### Written task
Can you find the lines of the listing that include "text" and copy every one?

### Dataset records
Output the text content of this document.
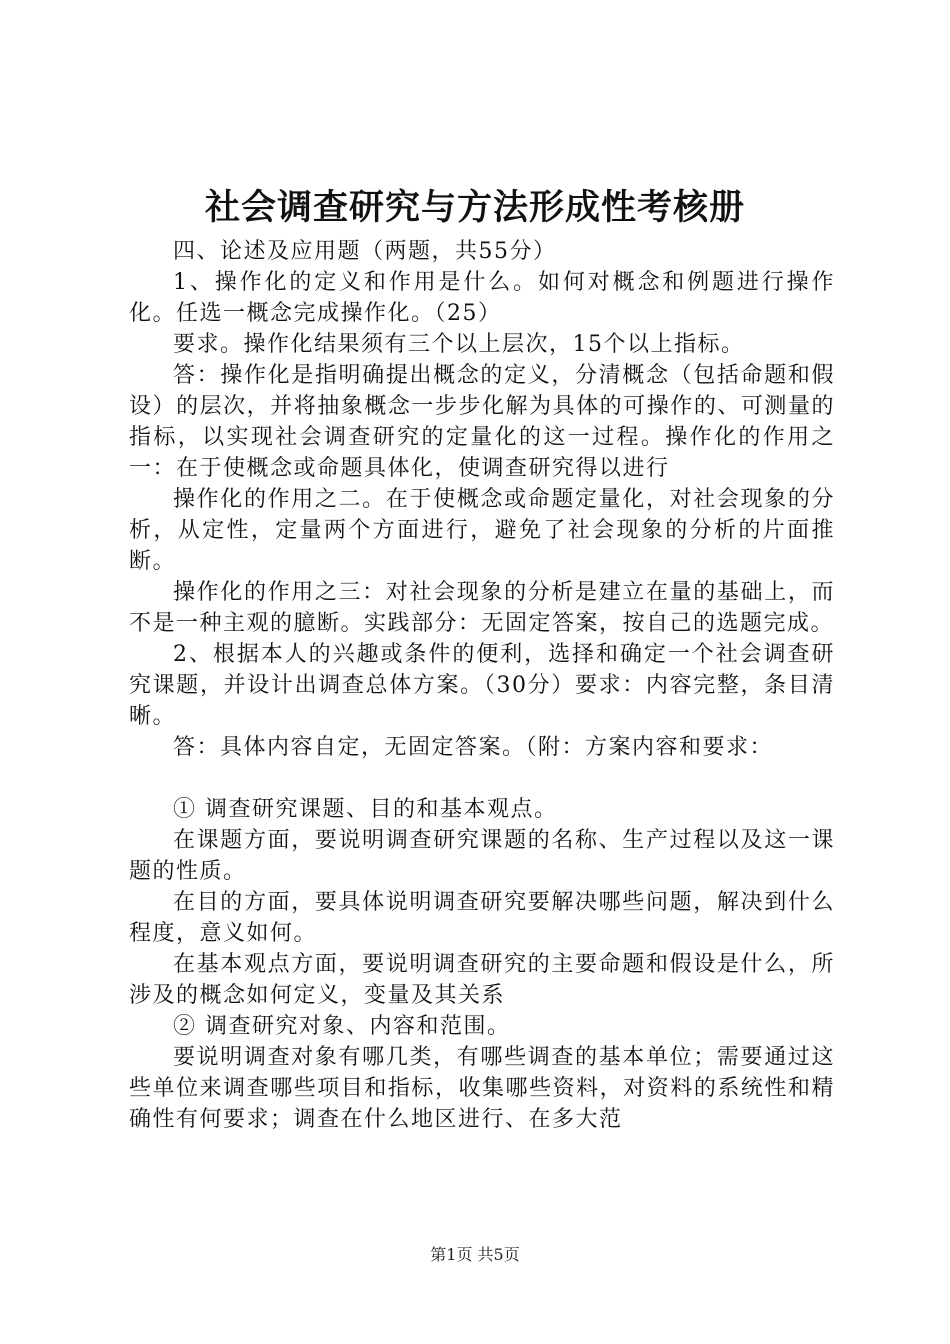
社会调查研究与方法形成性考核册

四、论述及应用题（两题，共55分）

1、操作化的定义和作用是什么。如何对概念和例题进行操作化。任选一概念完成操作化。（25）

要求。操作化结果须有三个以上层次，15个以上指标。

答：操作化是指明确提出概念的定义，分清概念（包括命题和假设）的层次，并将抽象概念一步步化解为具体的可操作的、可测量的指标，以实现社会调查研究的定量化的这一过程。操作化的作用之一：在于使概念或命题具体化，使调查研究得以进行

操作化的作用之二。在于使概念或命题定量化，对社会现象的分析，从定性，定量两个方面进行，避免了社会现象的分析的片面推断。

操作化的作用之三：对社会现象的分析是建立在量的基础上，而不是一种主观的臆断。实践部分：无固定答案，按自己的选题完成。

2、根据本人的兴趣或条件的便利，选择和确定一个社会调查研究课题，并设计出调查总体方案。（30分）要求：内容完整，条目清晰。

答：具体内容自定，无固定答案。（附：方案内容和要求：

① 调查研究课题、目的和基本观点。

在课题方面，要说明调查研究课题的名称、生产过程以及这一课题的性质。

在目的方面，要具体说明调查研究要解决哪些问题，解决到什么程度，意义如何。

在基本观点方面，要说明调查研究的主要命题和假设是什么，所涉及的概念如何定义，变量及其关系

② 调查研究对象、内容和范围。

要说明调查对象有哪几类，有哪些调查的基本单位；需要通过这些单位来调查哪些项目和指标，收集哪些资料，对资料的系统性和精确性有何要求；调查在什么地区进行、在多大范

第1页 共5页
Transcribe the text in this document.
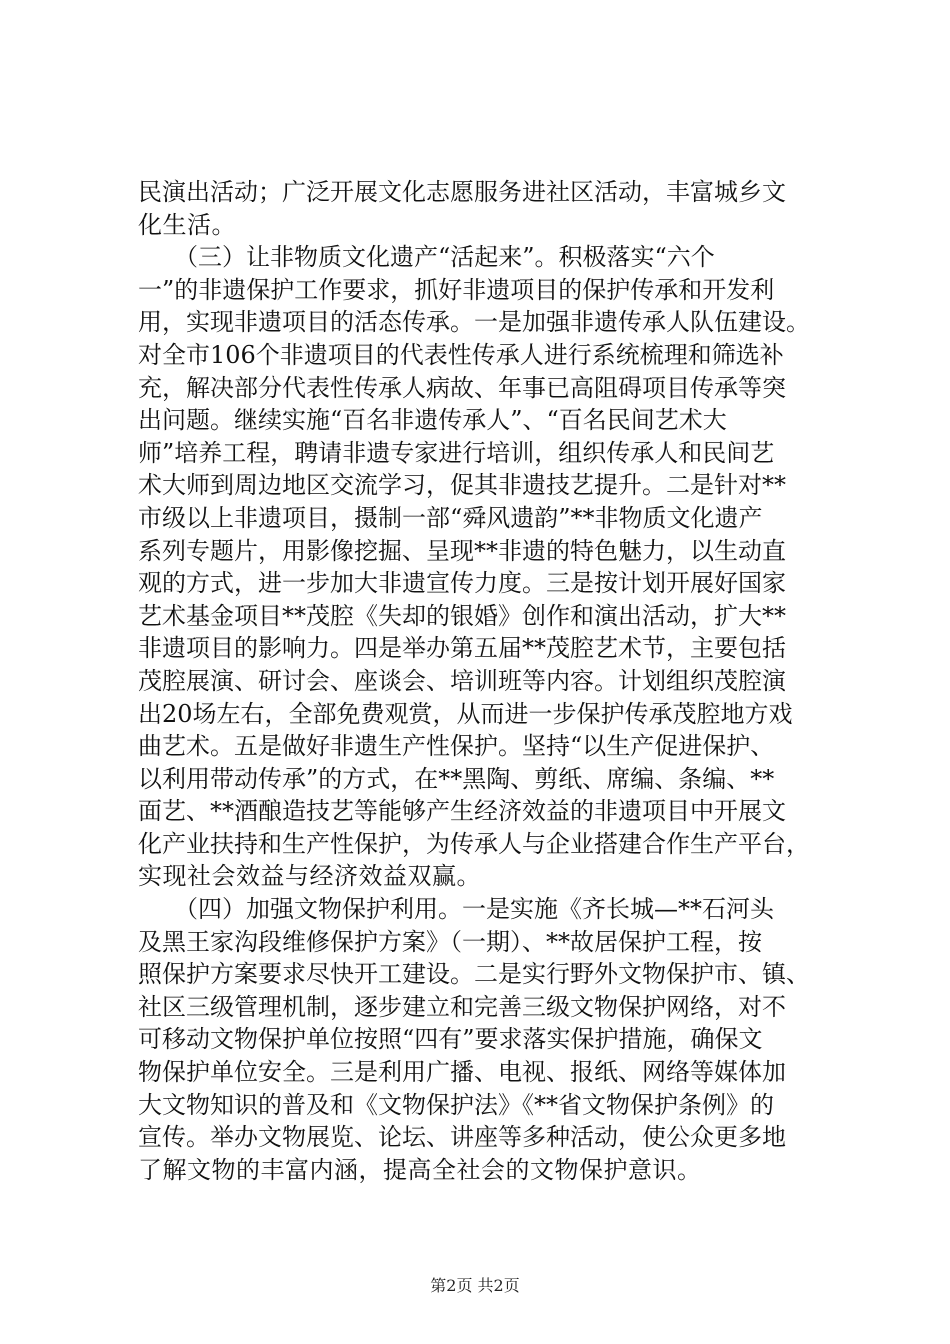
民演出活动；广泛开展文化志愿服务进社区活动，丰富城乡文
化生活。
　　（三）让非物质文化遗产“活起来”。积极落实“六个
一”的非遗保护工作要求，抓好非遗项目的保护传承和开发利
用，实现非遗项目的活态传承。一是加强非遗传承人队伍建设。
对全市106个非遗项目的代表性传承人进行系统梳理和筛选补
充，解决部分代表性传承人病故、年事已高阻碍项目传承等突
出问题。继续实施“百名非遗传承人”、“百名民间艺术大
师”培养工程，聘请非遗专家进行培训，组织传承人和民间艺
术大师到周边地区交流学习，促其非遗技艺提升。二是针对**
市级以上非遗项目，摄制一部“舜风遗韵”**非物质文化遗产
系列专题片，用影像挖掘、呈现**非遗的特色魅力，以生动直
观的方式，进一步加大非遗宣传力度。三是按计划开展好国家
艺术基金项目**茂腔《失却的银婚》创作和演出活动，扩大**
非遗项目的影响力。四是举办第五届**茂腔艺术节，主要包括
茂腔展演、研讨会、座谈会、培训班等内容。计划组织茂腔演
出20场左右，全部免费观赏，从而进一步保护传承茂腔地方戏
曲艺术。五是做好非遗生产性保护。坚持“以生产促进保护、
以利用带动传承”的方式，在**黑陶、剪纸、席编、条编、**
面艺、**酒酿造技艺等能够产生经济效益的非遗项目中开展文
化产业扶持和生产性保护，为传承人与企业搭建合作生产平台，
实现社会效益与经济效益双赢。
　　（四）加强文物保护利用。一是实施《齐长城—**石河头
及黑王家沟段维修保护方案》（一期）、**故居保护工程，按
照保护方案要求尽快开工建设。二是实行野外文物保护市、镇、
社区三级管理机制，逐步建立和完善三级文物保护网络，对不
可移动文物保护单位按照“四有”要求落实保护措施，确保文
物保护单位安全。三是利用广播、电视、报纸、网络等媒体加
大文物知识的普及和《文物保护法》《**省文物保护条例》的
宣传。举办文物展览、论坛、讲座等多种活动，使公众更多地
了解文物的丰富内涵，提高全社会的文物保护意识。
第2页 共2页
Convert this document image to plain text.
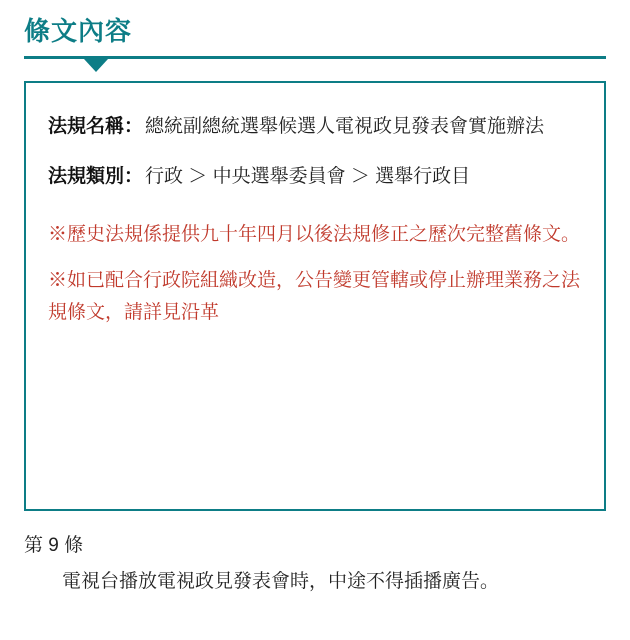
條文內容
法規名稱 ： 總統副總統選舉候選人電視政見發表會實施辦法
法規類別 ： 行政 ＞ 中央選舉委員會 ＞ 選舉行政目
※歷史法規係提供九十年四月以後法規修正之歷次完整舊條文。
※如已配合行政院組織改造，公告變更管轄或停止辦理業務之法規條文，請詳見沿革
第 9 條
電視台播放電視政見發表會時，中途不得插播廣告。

### The result
Output the text content of this document.
Transcribe the text in this document.
Convert this document image to plain text.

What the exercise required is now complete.